Set problem:
Show every line where "crois" occurs.

Stored data:
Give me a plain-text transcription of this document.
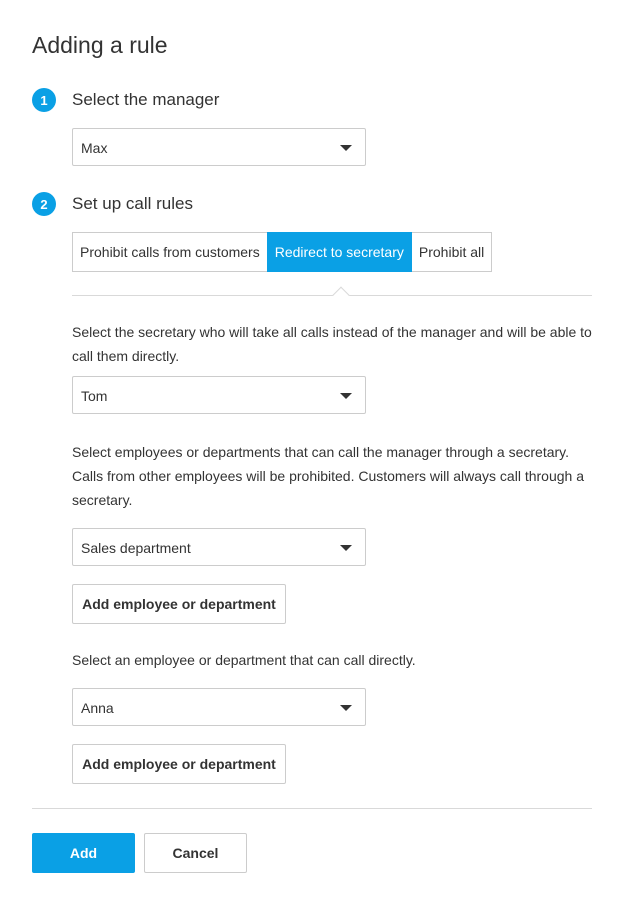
Adding a rule
1	Select the manager
Max
2	Set up call rules
Prohibit calls from customers	Redirect to secretary	Prohibit all
Select the secretary who will take all calls instead of the manager and will be able to call them directly.
Tom
Select employees or departments that can call the manager through a secretary. Calls from other employees will be prohibited. Customers will always call through a secretary.
Sales department
Add employee or department
Select an employee or department that can call directly.
Anna
Add employee or department
Add	Cancel
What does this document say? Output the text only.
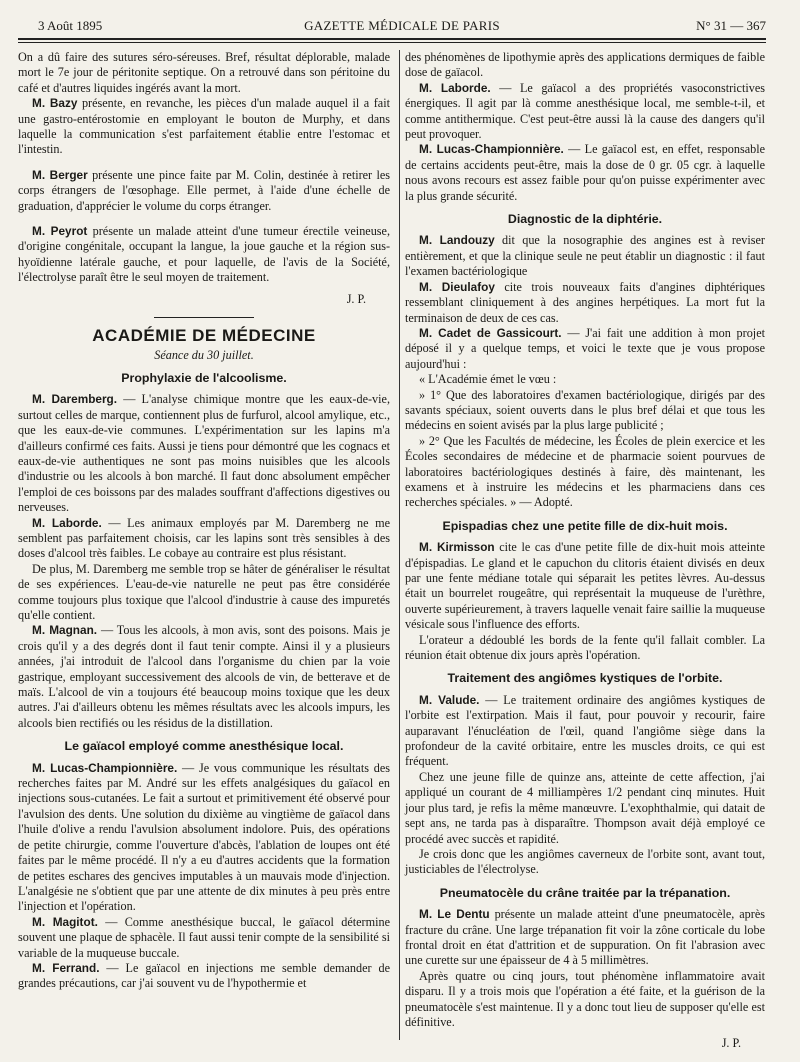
3 Août 1895	GAZETTE MÉDICALE DE PARIS	N° 31 — 367

On a dû faire des sutures séro-séreuses. Bref, résultat déplorable, malade mort le 7e jour de péritonite septique. On a retrouvé dans son péritoine du café et d'autres liquides ingérés avant la mort.

M. Bazy présente, en revanche, les pièces d'un malade auquel il a fait une gastro-entérostomie en employant le bouton de Murphy, et dans laquelle la communication s'est parfaitement établie entre l'estomac et l'intestin.

M. Berger présente une pince faite par M. Colin, destinée à retirer les corps étrangers de l'œsophage. Elle permet, à l'aide d'une échelle de graduation, d'apprécier le volume du corps étranger.

M. Peyrot présente un malade atteint d'une tumeur érectile veineuse, d'origine congénitale, occupant la langue, la joue gauche et la région sus-hyoïdienne latérale gauche, et pour laquelle, de l'avis de la Société, l'électrolyse paraît être le seul moyen de traitement.

J. P.

ACADÉMIE DE MÉDECINE
Séance du 30 juillet.
Prophylaxie de l'alcoolisme.

M. Daremberg. — L'analyse chimique montre que les eaux-de-vie, surtout celles de marque, contiennent plus de furfurol, alcool amylique, etc., que les eaux-de-vie communes. L'expérimentation sur les lapins m'a d'ailleurs confirmé ces faits. Aussi je tiens pour démontré que les cognacs et eaux-de-vie authentiques ne sont pas moins nuisibles que les alcools d'industrie ou les alcools à bon marché. Il faut donc absolument empêcher l'emploi de ces boissons par des malades souffrant d'affections digestives ou nerveuses.

M. Laborde. — Les animaux employés par M. Daremberg ne me semblent pas parfaitement choisis, car les lapins sont très sensibles à des doses d'alcool très faibles. Le cobaye au contraire est plus résistant.

De plus, M. Daremberg me semble trop se hâter de généraliser le résultat de ses expériences. L'eau-de-vie naturelle ne peut pas être considérée comme toujours plus toxique que l'alcool d'industrie à cause des impuretés qu'elle contient.

M. Magnan. — Tous les alcools, à mon avis, sont des poisons. Mais je crois qu'il y a des degrés dont il faut tenir compte. Ainsi il y a plusieurs années, j'ai introduit de l'alcool dans l'organisme du chien par la voie gastrique, employant successivement des alcools de vin, de betterave et de maïs. L'alcool de vin a toujours été beaucoup moins toxique que les deux autres. J'ai d'ailleurs obtenu les mêmes résultats avec les alcools impurs, les alcools bien rectifiés ou les résidus de la distillation.

Le gaïacol employé comme anesthésique local.

M. Lucas-Championnière. — Je vous communique les résultats des recherches faites par M. André sur les effets analgésiques du gaïacol en injections sous-cutanées. Le fait a surtout et primitivement été observé pour l'avulsion des dents. Une solution du dixième au vingtième de gaïacol dans l'huile d'olive a rendu l'avulsion absolument indolore. Puis, des opérations de petite chirurgie, comme l'ouverture d'abcès, l'ablation de loupes ont été faites par le même procédé. Il n'y a eu d'autres accidents que la formation de petites eschares des gencives imputables à un mauvais mode d'injection. L'analgésie ne s'obtient que par une attente de dix minutes à peu près entre l'injection et l'opération.

M. Magitot. — Comme anesthésique buccal, le gaïacol détermine souvent une plaque de sphacèle. Il faut aussi tenir compte de la sensibilité si variable de la muqueuse buccale.

M. Ferrand. — Le gaïacol en injections me semble demander de grandes précautions, car j'ai souvent vu de l'hypothermie et

des phénomènes de lipothymie après des applications dermiques de faible dose de gaïacol.

M. Laborde. — Le gaïacol a des propriétés vasoconstrictives énergiques. Il agit par là comme anesthésique local, me semble-t-il, et comme antithermique. C'est peut-être aussi là la cause des dangers qu'il peut provoquer.

M. Lucas-Championnière. — Le gaïacol est, en effet, responsable de certains accidents peut-être, mais la dose de 0 gr. 05 cgr. à laquelle nous avons recours est assez faible pour qu'on puisse expérimenter avec la plus grande sécurité.

Diagnostic de la diphtérie.

M. Landouzy dit que la nosographie des angines est à reviser entièrement, et que la clinique seule ne peut établir un diagnostic : il faut l'examen bactériologique

M. Dieulafoy cite trois nouveaux faits d'angines diphtériques ressemblant cliniquement à des angines herpétiques. La mort fut la terminaison de deux de ces cas.

M. Cadet de Gassicourt. — J'ai fait une addition à mon projet déposé il y a quelque temps, et voici le texte que je vous propose aujourd'hui :

« L'Académie émet le vœu :

» 1° Que des laboratoires d'examen bactériologique, dirigés par des savants spéciaux, soient ouverts dans le plus bref délai et que tous les médecins en soient avisés par la plus large publicité ;

» 2° Que les Facultés de médecine, les Écoles de plein exercice et les Écoles secondaires de médecine et de pharmacie soient pourvues de laboratoires bactériologiques destinés à faire, dès maintenant, les examens et à instruire les médecins et les pharmaciens dans ces recherches spéciales. » — Adopté.

Epispadias chez une petite fille de dix-huit mois.

M. Kirmisson cite le cas d'une petite fille de dix-huit mois atteinte d'épispadias. Le gland et le capuchon du clitoris étaient divisés en deux par une fente médiane totale qui séparait les petites lèvres. Au-dessus était un bourrelet rougeâtre, qui représentait la muqueuse de l'urèthre, ouverte supérieurement, à travers laquelle venait faire saillie la muqueuse vésicale sous l'influence des efforts.

L'orateur a dédoublé les bords de la fente qu'il fallait combler. La réunion était obtenue dix jours après l'opération.

Traitement des angiômes kystiques de l'orbite.

M. Valude. — Le traitement ordinaire des angiômes kystiques de l'orbite est l'extirpation. Mais il faut, pour pouvoir y recourir, faire auparavant l'énucléation de l'œil, quand l'angiôme siège dans la profondeur de la cavité orbitaire, entre les muscles droits, ce qui est fréquent.

Chez une jeune fille de quinze ans, atteinte de cette affection, j'ai appliqué un courant de 4 milliampères 1/2 pendant cinq minutes. Huit jour plus tard, je refis la même manœuvre. L'exophthalmie, qui datait de sept ans, ne tarda pas à disparaître. Thompson avait déjà employé ce procédé avec succès et rapidité.

Je crois donc que les angiômes caverneux de l'orbite sont, avant tout, justiciables de l'électrolyse.

Pneumatocèle du crâne traitée par la trépanation.

M. Le Dentu présente un malade atteint d'une pneumatocèle, après fracture du crâne. Une large trépanation fit voir la zône corticale du lobe frontal droit en état d'attrition et de suppuration. On fit l'abrasion avec une curette sur une épaisseur de 4 à 5 millimètres.

Après quatre ou cinq jours, tout phénomène inflammatoire avait disparu. Il y a trois mois que l'opération a été faite, et la guérison de la pneumatocèle s'est maintenue. Il y a donc tout lieu de supposer qu'elle est définitive.

J. P.
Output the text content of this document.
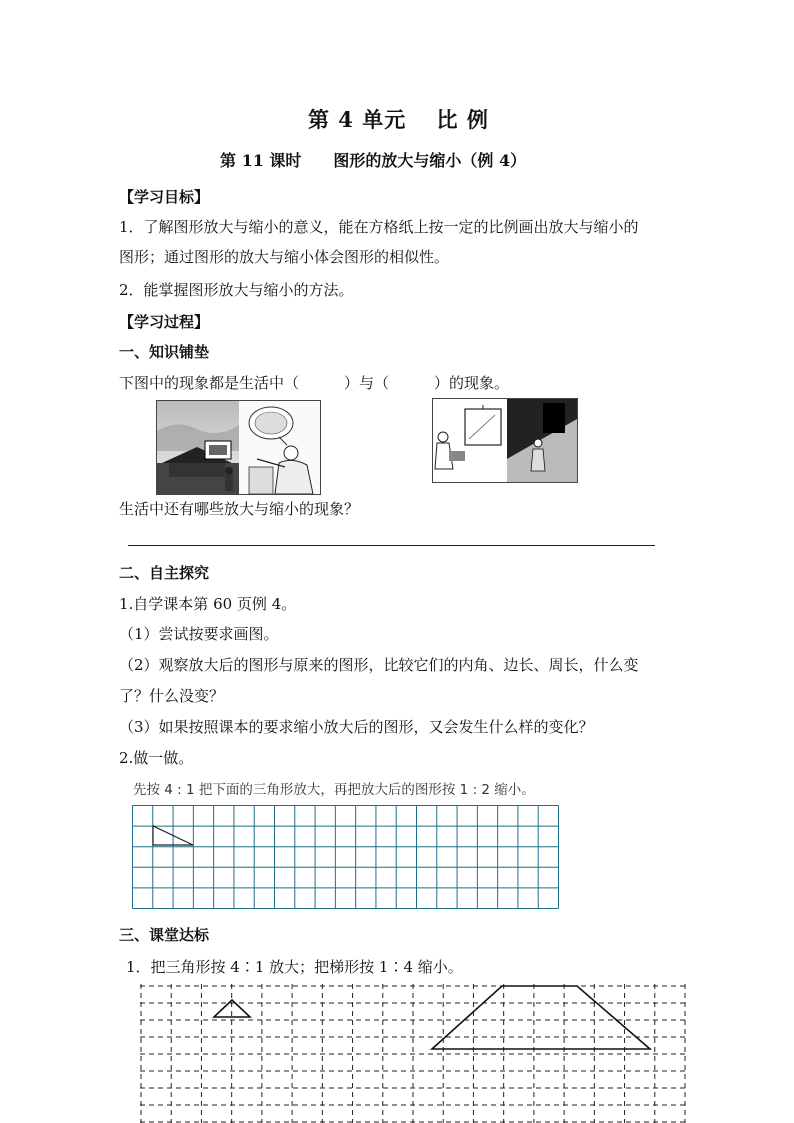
第 4 单元　 比 例
第 11 课时　　图形的放大与缩小（例 4）
【学习目标】
1．了解图形放大与缩小的意义，能在方格纸上按一定的比例画出放大与缩小的
图形；通过图形的放大与缩小体会图形的相似性。
2．能掌握图形放大与缩小的方法。
【学习过程】
一、知识铺垫
下图中的现象都是生活中（　　　）与（　　　）的现象。
生活中还有哪些放大与缩小的现象？
二、自主探究
1.自学课本第 60 页例 4。
（1）尝试按要求画图。
（2）观察放大后的图形与原来的图形，比较它们的内角、边长、周长，什么变
了？什么没变？
（3）如果按照课本的要求缩小放大后的图形，又会发生什么样的变化？
2.做一做。
先按 4 : 1 把下面的三角形放大，再把放大后的图形按 1 : 2 缩小。
三、课堂达标
1．把三角形按 4∶1 放大；把梯形按 1∶4 缩小。
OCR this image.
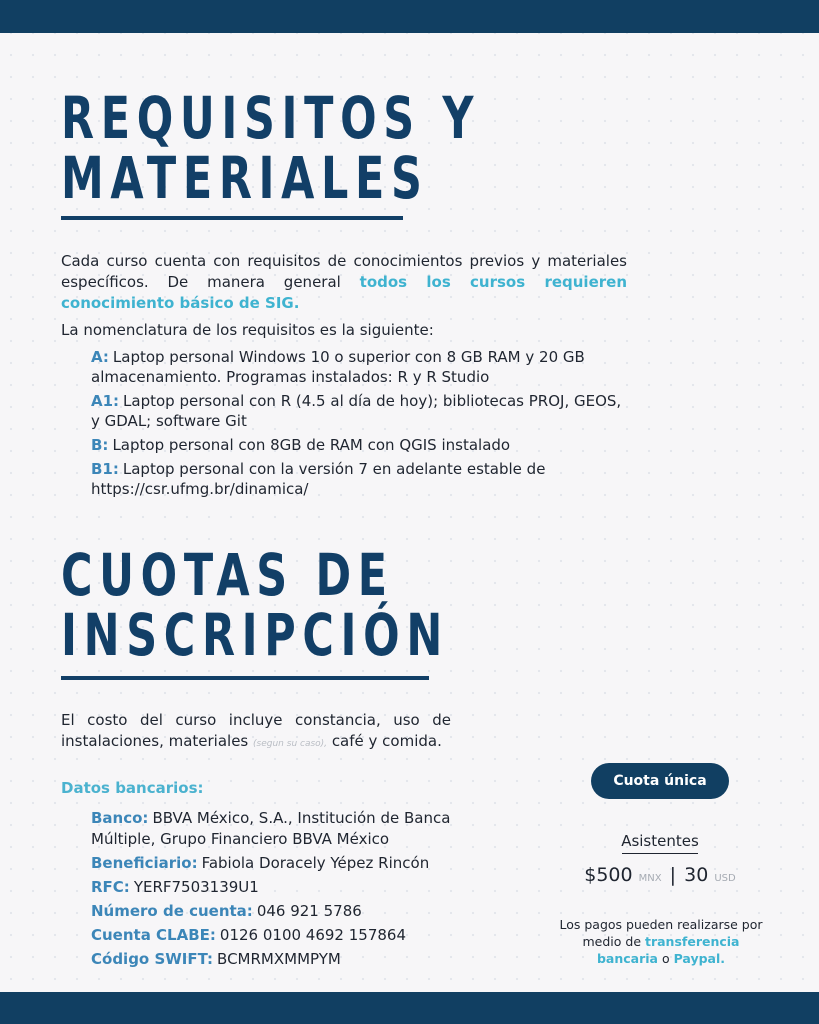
REQUISITOS Y
MATERIALES

Cada curso cuenta con requisitos de conocimientos previos y materiales específicos. De manera general todos los cursos requieren conocimiento básico de SIG.

La nomenclatura de los requisitos es la siguiente:

A: Laptop personal Windows 10 o superior con 8 GB RAM y 20 GB almacenamiento. Programas instalados: R y R Studio
A1: Laptop personal con R (4.5 al día de hoy); bibliotecas PROJ, GEOS, y GDAL; software Git
B: Laptop personal con 8GB de RAM con QGIS instalado
B1: Laptop personal con la versión 7 en adelante estable de https://csr.ufmg.br/dinamica/
CUOTAS DE
INSCRIPCIÓN

El costo del curso incluye constancia, uso de instalaciones, materiales (segun su caso), café y comida.

Datos bancarios:

Banco: BBVA México, S.A., Institución de Banca Múltiple, Grupo Financiero BBVA México
Beneficiario: Fabiola Doracely Yépez Rincón
RFC: YERF7503139U1
Número de cuenta: 046 921 5786
Cuenta CLABE: 0126 0100 4692 157864
Código SWIFT: BCMRMXMMPYM
Cuota única
Asistentes
$500 MNX | 30 USD
Los pagos pueden realizarse por medio de transferencia bancaria o Paypal.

Final answer:
M. Magnan. — Tous les alcools, à mon avis, sont des poisons. Mais je crois qu'il y a des degrés dont il faut tenir compte. Ainsi il y a plusieurs années, j'ai introduit de l'alcool dans l'organisme du chien par la voie gastrique, employant successivement des alcools de vin, de betterave et de maïs. L'alcool de vin a toujours été beaucoup moins toxique que les deux autres. J'ai d'ailleurs obtenu les mêmes résultats avec les alcools impurs, les alcools bien rectifiés ou les résidus de la distillation.
Je crois donc que les angiômes caverneux de l'orbite sont, avant tout, justiciables de l'électrolyse.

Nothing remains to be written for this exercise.